(Saved entries)
--- START ---

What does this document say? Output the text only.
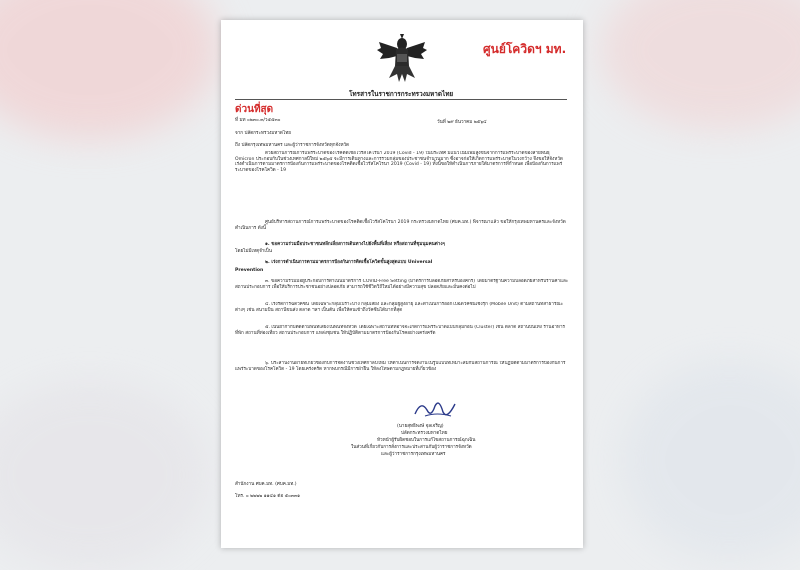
ศูนย์โควิดฯ มท.
โทรสารในราชการกระทรวงมหาดไทย
ด่วนที่สุด
ที่ มท ๐๒๓๐.๓/ว๕๕๓๐	วันที่ ๒๙ ธันวาคม ๒๕๖๔
จาก ปลัดกระทรวงมหาดไทย
ถึง ปลัดกรุงเทพมหานคร และผู้ว่าราชการจังหวัดทุกจังหวัด
ด้วยสถานการณ์การแพร่ระบาดของโรคติดเชื้อไวรัสโคโรนา 2019 (Covid - 19) ในประเทศ มีแนวโน้มเพิ่มสูงขึ้นจากการแพร่ระบาดของสายพันธุ์ Omicron ประกอบกับในช่วงเทศกาลปีใหม่ ๒๕๖๕ จะมีการเดินทางและการรวมกลุ่มของประชาชนจำนวนมาก ซึ่งอาจก่อให้เกิดการแพร่ระบาดในวงกว้าง จึงขอให้จังหวัดเร่งดำเนินการตามมาตรการป้องกันการแพร่ระบาดของโรคติดเชื้อไวรัสโคโรนา 2019 (Covid - 19) ทั้งนี้ขอให้ดำเนินการภายใต้มาตรการที่กำหนด เพื่อป้องกันการแพร่ระบาดของโรคโควิด - 19
ศูนย์บริหารสถานการณ์การแพร่ระบาดของโรคติดเชื้อไวรัสโคโรนา 2019 กระทรวงมหาดไทย (ศบค.มท.) พิจารณาแล้ว ขอให้กรุงเทพมหานครและจังหวัดดำเนินการ ดังนี้
๑. ขอความร่วมมือประชาชนหลีกเลี่ยงการเดินทางไปยังพื้นที่เสี่ยง หรือสถานที่ชุมนุมคนต่างๆ
โดยไม่มีเหตุจำเป็น
๒. เร่งการดำเนินการตามมาตรการป้องกันการติดเชื้อโควิดขั้นสูงสุดแบบ Universal
Prevention
๓. ขอความร่วมมือผู้ประกอบการดำเนินมาตรการ COVID-Free Setting (มาตรการปลอดภัยสำหรับองค์กร) โดยมาตรฐานความปลอดภัยสำหรับร้านค้าและสถานประกอบการ เพื่อให้บริการประชาชนอย่างปลอดภัย สามารถใช้ชีวิตวิถีใหม่ได้อย่างมีความสุข ปลอดภัยและมั่นคงต่อไป
๔. เร่งรัดการฉีดวัคซีน โดยเฉพาะกลุ่มเปราะบาง กลุ่มเสี่ยง และกลุ่มผู้สูงอายุ และดำเนินการออกไปฉีดวัคซีนเชิงรุก (Mobile Unit) ตามสถานที่สาธารณะต่างๆ เช่น สนามบิน สถานีขนส่ง ตลาด ฯลฯ เป็นต้น เพื่อให้คนเข้าถึงวัคซีนได้มากที่สุด
๕. เน้นย้ำกำกับติดตามพื้นที่เสี่ยงในพื้นที่จังหวัด โดยเฉพาะสถานที่ที่อาจจะเกิดการแพร่ระบาดแบบกลุ่มก้อน (Cluster) เช่น ตลาด สถานบันเทิง ร้านอาหาร ที่พัก สถานที่ท่องเที่ยว สถานประกอบการ แหล่งชุมชน ให้ปฏิบัติตามมาตรการป้องกันโรคอย่างเคร่งครัด
๖. ประสานงานฝ่ายที่เกี่ยวข้องกับการจัดงานช่วงเทศกาลปีใหม่ ให้ดำเนินการจัดงานในรูปแบบที่เหมาะสมกับสถานการณ์ ให้ปฏิบัติตามมาตรการป้องกันการแพร่ระบาดของโรคโควิด - 19 โดยเคร่งครัด หากพบกรณีมีการฝ่าฝืน ให้ลงโทษตามกฎหมายที่เกี่ยวข้อง
(นายสุทธิพงษ์ จุลเจริญ)
ปลัดกระทรวงมหาดไทย
หัวหน้าผู้รับผิดชอบในการแก้ไขสถานการณ์ฉุกเฉิน
ในส่วนที่เกี่ยวกับการสั่งการและประสานกับผู้ว่าราชการจังหวัด
และผู้ว่าราชการกรุงเทพมหานคร
สำนักงาน ศบค.มท. (ศบค.มท.)
โทร. ๐ ๒๒๒๒ ๑๑๔๑ ต่อ ๕๐๓๓๑
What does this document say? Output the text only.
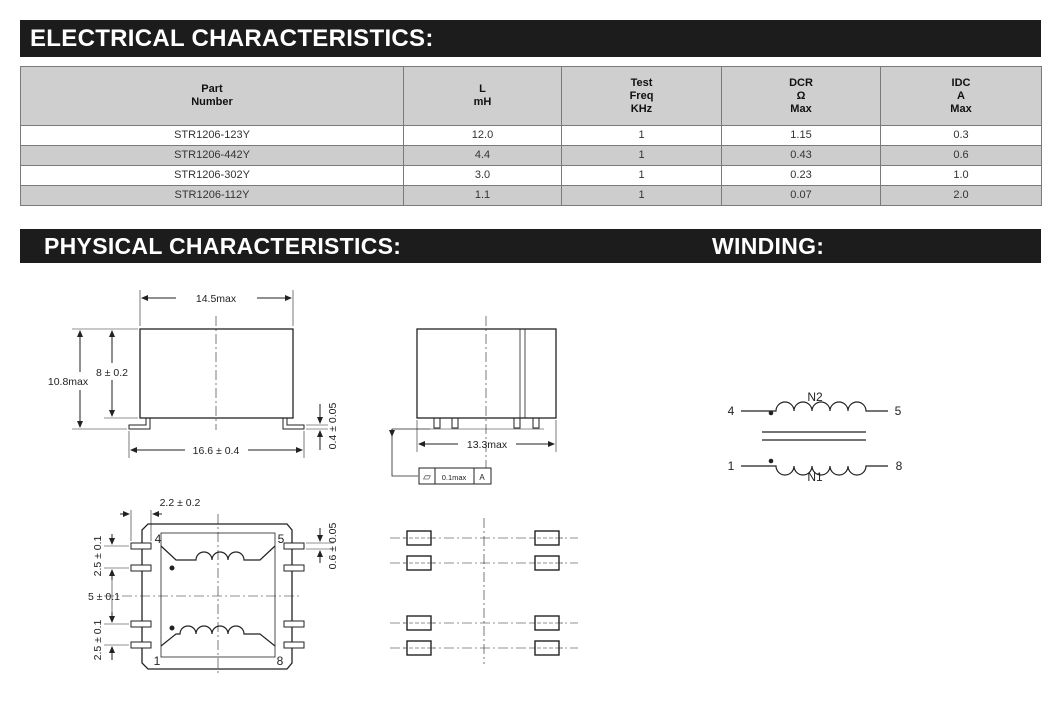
ELECTRICAL CHARACTERISTICS:
Part
Number	L
mH	Test
Freq
KHz	DCR
Ω
Max	IDC
A
Max

STR1206-123Y	12.0	1	1.15	0.3
STR1206-442Y	4.4	1	0.43	0.6
STR1206-302Y	3.0	1	0.23	1.0
STR1206-112Y	1.1	1	0.07	2.0
PHYSICAL CHARACTERISTICS:	WINDING:
14.5max
10.8max
8 ± 0.2
16.6 ± 0.4
0.4 ± 0.05	13.3max
▱ 0.1max A
2.2 ± 0.2
0.6 ± 0.05
2.5 ± 0.1
5 ± 0.1
2.5 ± 0.1
4	5
1	8
N2
N1
4	5
1	8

--- END ---

=== Problem to work on ===
Write out the listing above again, exactly, but with no pictures in the copy.

=== Solution to this problem ===
What does this document say? Output the text only.
ศูนย์โควิดฯ มท.
โทรสารในราชการกระทรวงมหาดไทย
ด่วนที่สุด
ที่ มท ๐๒๓๐.๓/ว๕๕๓๐	วันที่ ๒๙ ธันวาคม ๒๕๖๔
จาก ปลัดกระทรวงมหาดไทย
ถึง ปลัดกรุงเทพมหานคร และผู้ว่าราชการจังหวัดทุกจังหวัด
ด้วยสถานการณ์การแพร่ระบาดของโรคติดเชื้อไวรัสโคโรนา 2019 (Covid - 19) ในประเทศ มีแนวโน้มเพิ่มสูงขึ้นจากการแพร่ระบาดของสายพันธุ์ Omicron ประกอบกับในช่วงเทศกาลปีใหม่ ๒๕๖๕ จะมีการเดินทางและการรวมกลุ่มของประชาชนจำนวนมาก ซึ่งอาจก่อให้เกิดการแพร่ระบาดในวงกว้าง จึงขอให้จังหวัดเร่งดำเนินการตามมาตรการป้องกันการแพร่ระบาดของโรคติดเชื้อไวรัสโคโรนา 2019 (Covid - 19) ทั้งนี้ขอให้ดำเนินการภายใต้มาตรการที่กำหนด เพื่อป้องกันการแพร่ระบาดของโรคโควิด - 19
ศูนย์บริหารสถานการณ์การแพร่ระบาดของโรคติดเชื้อไวรัสโคโรนา 2019 กระทรวงมหาดไทย (ศบค.มท.) พิจารณาแล้ว ขอให้กรุงเทพมหานครและจังหวัดดำเนินการ ดังนี้
๑. ขอความร่วมมือประชาชนหลีกเลี่ยงการเดินทางไปยังพื้นที่เสี่ยง หรือสถานที่ชุมนุมคนต่างๆ
โดยไม่มีเหตุจำเป็น
๒. เร่งการดำเนินการตามมาตรการป้องกันการติดเชื้อโควิดขั้นสูงสุดแบบ Universal
Prevention
๓. ขอความร่วมมือผู้ประกอบการดำเนินมาตรการ COVID-Free Setting (มาตรการปลอดภัยสำหรับองค์กร) โดยมาตรฐานความปลอดภัยสำหรับร้านค้าและสถานประกอบการ เพื่อให้บริการประชาชนอย่างปลอดภัย สามารถใช้ชีวิตวิถีใหม่ได้อย่างมีความสุข ปลอดภัยและมั่นคงต่อไป
๔. เร่งรัดการฉีดวัคซีน โดยเฉพาะกลุ่มเปราะบาง กลุ่มเสี่ยง และกลุ่มผู้สูงอายุ และดำเนินการออกไปฉีดวัคซีนเชิงรุก (Mobile Unit) ตามสถานที่สาธารณะต่างๆ เช่น สนามบิน สถานีขนส่ง ตลาด ฯลฯ เป็นต้น เพื่อให้คนเข้าถึงวัคซีนได้มากที่สุด
๕. เน้นย้ำกำกับติดตามพื้นที่เสี่ยงในพื้นที่จังหวัด โดยเฉพาะสถานที่ที่อาจจะเกิดการแพร่ระบาดแบบกลุ่มก้อน (Cluster) เช่น ตลาด สถานบันเทิง ร้านอาหาร ที่พัก สถานที่ท่องเที่ยว สถานประกอบการ แหล่งชุมชน ให้ปฏิบัติตามมาตรการป้องกันโรคอย่างเคร่งครัด
๖. ประสานงานฝ่ายที่เกี่ยวข้องกับการจัดงานช่วงเทศกาลปีใหม่ ให้ดำเนินการจัดงานในรูปแบบที่เหมาะสมกับสถานการณ์ ให้ปฏิบัติตามมาตรการป้องกันการแพร่ระบาดของโรคโควิด - 19 โดยเคร่งครัด หากพบกรณีมีการฝ่าฝืน ให้ลงโทษตามกฎหมายที่เกี่ยวข้อง
(นายสุทธิพงษ์ จุลเจริญ)
ปลัดกระทรวงมหาดไทย
หัวหน้าผู้รับผิดชอบในการแก้ไขสถานการณ์ฉุกเฉิน
ในส่วนที่เกี่ยวกับการสั่งการและประสานกับผู้ว่าราชการจังหวัด
และผู้ว่าราชการกรุงเทพมหานคร
สำนักงาน ศบค.มท. (ศบค.มท.)
โทร. ๐ ๒๒๒๒ ๑๑๔๑ ต่อ ๕๐๓๓๑
What does this document say? Output the text only.
ELECTRICAL CHARACTERISTICS:
Part
Number	L
mH	Test
Freq
KHz	DCR
Ω
Max	IDC
A
Max

STR1206-123Y	12.0	1	1.15	0.3
STR1206-442Y	4.4	1	0.43	0.6
STR1206-302Y	3.0	1	0.23	1.0
STR1206-112Y	1.1	1	0.07	2.0
PHYSICAL CHARACTERISTICS:	WINDING:
14.5max
10.8max
8 ± 0.2
16.6 ± 0.4
0.4 ± 0.05	13.3max
▱ 0.1max A
2.2 ± 0.2
0.6 ± 0.05
2.5 ± 0.1
5 ± 0.1
2.5 ± 0.1
4	5
1	8
N2
N1
4	5
1	8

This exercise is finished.